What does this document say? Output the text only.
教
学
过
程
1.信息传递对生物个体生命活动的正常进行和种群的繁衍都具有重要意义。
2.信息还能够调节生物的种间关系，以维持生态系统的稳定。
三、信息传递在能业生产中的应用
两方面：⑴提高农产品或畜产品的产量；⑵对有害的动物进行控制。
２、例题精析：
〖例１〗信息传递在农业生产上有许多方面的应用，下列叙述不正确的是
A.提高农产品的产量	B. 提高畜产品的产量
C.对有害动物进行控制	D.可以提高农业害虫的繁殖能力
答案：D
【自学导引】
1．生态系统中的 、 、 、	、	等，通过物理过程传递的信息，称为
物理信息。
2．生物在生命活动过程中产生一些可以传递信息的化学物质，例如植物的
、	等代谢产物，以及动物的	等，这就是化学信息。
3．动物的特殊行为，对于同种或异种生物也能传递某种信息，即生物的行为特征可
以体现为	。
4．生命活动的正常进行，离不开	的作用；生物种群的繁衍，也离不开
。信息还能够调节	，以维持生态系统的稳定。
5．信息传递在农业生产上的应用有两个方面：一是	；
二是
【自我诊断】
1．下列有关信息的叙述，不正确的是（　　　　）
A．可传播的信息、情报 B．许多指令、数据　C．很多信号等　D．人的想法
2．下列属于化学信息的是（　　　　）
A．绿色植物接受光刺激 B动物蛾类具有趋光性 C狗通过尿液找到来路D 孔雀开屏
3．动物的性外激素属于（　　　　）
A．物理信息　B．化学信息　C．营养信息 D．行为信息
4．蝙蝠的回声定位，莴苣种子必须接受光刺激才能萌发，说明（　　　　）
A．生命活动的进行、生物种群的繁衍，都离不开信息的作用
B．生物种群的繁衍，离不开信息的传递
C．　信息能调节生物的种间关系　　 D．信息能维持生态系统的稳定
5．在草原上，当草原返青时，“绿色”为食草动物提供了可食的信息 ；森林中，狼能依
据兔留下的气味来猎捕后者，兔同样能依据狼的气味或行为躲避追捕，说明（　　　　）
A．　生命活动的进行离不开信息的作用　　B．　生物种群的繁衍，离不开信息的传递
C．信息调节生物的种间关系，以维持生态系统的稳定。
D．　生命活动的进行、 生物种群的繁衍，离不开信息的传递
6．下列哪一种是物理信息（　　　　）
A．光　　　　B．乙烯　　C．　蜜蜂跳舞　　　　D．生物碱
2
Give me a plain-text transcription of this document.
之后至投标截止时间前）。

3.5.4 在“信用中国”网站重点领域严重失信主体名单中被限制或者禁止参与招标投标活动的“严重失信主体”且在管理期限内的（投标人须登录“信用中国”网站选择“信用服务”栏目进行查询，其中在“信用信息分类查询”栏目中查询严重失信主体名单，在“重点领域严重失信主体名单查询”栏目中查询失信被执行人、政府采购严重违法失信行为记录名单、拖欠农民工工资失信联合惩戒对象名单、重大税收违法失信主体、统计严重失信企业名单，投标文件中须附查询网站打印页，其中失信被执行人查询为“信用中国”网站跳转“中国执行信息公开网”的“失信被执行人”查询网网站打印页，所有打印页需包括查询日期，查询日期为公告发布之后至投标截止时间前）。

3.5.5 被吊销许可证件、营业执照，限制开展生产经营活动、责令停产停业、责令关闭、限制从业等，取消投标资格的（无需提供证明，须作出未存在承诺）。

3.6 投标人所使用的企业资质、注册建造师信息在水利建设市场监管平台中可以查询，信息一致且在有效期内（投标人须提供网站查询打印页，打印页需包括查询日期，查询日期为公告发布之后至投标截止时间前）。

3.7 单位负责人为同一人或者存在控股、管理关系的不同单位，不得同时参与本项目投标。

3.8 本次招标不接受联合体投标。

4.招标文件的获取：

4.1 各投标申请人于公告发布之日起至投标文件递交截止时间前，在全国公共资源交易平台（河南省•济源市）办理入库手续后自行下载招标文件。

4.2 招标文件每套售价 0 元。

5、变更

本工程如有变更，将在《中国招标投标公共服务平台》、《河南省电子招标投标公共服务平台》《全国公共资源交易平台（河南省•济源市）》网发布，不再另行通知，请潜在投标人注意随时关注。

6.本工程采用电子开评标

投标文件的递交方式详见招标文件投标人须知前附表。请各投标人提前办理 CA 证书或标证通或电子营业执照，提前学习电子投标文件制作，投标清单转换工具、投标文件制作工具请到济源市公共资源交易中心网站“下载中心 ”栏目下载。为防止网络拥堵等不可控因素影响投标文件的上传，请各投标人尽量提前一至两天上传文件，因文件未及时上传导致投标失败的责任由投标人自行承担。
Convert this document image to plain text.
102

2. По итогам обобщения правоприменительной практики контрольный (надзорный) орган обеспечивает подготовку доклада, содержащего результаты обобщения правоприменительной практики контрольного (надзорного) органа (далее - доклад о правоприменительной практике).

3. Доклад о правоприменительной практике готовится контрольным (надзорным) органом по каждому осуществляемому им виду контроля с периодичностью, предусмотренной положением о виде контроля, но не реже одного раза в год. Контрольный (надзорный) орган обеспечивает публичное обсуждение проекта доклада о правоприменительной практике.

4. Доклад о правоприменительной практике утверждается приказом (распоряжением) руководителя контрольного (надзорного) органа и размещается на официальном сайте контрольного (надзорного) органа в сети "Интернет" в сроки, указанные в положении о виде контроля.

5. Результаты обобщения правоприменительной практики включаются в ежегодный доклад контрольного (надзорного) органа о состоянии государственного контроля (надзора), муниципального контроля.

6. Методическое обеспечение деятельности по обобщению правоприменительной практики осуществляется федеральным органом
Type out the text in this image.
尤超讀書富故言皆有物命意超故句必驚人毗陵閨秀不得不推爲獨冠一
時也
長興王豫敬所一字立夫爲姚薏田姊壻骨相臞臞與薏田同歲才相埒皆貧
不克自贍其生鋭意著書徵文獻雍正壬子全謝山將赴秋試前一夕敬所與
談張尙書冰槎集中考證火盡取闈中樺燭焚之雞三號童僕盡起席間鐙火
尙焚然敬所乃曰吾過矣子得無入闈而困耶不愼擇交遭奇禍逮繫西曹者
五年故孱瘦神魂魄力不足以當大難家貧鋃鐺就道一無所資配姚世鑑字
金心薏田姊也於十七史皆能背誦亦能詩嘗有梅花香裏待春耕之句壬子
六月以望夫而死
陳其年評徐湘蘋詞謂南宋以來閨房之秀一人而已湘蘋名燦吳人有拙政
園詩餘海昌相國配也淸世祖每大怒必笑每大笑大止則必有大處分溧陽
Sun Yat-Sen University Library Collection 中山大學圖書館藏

**Task prompt**
Using the listing above, pick out each line that contains the word "контрольного", then copy it.

**Full output**
2. По итогам обобщения правоприменительной практики контрольный (надзорный) орган обеспечивает подготовку доклада, содержащего результаты обобщения правоприменительной практики контрольного (надзорного) органа (далее - доклад о правоприменительной практике).
4. Доклад о правоприменительной практике утверждается приказом (распоряжением) руководителя контрольного (надзорного) органа и размещается на официальном сайте контрольного (надзорного) органа в сети "Интернет" в сроки, указанные в положении о виде контроля.
5. Результаты обобщения правоприменительной практики включаются в ежегодный доклад контрольного (надзорного) органа о состоянии государственного контроля (надзора), муниципального контроля.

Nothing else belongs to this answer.